What is needed> Scan the data below and report how many lines include the word "леса". Nothing else is wanted.

Supplied entries>

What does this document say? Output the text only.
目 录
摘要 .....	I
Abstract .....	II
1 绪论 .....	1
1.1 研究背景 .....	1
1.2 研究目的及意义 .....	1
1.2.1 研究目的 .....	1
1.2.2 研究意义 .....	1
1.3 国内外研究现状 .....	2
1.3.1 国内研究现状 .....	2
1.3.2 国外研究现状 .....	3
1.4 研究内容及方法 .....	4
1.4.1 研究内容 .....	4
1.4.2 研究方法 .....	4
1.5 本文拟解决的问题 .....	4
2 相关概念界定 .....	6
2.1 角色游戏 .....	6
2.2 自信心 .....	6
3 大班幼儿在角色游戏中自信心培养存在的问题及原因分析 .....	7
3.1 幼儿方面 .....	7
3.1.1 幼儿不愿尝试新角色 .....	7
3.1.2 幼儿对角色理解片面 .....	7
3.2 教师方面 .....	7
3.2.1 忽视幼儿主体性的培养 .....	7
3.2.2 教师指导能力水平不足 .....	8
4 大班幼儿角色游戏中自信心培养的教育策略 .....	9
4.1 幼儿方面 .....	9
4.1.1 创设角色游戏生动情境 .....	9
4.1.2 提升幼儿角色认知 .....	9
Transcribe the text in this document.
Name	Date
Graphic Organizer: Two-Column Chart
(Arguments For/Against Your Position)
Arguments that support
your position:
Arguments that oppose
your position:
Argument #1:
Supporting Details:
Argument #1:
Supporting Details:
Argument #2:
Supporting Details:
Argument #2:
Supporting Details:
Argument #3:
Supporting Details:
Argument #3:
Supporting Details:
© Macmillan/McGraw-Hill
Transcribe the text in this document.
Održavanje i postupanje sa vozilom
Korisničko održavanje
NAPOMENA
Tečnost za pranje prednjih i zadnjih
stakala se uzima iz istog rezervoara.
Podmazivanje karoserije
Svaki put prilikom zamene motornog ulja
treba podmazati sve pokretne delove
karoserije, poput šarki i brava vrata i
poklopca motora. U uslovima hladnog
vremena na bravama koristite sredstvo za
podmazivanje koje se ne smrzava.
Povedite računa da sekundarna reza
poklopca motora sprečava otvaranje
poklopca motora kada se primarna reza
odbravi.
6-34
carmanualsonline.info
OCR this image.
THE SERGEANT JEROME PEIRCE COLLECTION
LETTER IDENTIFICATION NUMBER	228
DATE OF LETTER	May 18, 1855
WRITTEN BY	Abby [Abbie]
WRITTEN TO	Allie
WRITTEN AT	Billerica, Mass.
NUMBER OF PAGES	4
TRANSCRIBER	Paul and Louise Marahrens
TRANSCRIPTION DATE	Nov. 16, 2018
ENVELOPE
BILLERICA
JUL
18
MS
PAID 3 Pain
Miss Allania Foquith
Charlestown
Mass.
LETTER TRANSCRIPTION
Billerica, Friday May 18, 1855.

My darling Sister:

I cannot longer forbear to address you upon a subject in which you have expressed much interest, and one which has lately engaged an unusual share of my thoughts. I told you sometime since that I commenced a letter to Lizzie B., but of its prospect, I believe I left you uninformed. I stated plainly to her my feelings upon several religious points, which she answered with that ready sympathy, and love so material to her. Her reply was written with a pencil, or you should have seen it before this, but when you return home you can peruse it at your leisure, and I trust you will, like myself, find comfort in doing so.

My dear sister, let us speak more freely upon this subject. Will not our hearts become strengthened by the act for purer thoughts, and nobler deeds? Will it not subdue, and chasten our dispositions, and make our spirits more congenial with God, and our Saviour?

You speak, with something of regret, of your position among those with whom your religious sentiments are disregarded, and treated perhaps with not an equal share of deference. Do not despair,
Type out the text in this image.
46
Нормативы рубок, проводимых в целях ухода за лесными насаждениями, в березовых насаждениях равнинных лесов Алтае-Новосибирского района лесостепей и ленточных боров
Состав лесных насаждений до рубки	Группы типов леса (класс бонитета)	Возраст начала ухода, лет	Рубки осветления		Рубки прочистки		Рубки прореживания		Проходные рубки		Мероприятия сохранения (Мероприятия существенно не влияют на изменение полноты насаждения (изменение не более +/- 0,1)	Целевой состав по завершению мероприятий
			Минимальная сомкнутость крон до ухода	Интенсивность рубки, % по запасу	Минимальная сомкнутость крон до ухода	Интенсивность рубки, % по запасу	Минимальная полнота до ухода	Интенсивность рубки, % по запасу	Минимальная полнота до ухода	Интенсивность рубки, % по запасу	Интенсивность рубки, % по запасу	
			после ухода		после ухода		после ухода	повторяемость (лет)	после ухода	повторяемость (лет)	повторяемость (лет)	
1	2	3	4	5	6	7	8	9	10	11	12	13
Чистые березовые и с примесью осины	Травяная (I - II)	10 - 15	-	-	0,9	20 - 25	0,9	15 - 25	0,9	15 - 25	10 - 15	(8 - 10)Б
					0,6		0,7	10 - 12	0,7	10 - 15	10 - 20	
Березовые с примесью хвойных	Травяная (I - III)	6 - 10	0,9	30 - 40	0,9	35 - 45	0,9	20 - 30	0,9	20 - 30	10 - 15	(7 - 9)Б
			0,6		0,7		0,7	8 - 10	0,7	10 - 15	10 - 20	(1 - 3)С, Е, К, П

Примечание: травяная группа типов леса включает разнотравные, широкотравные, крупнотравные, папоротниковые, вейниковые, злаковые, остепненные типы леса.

Response below> 2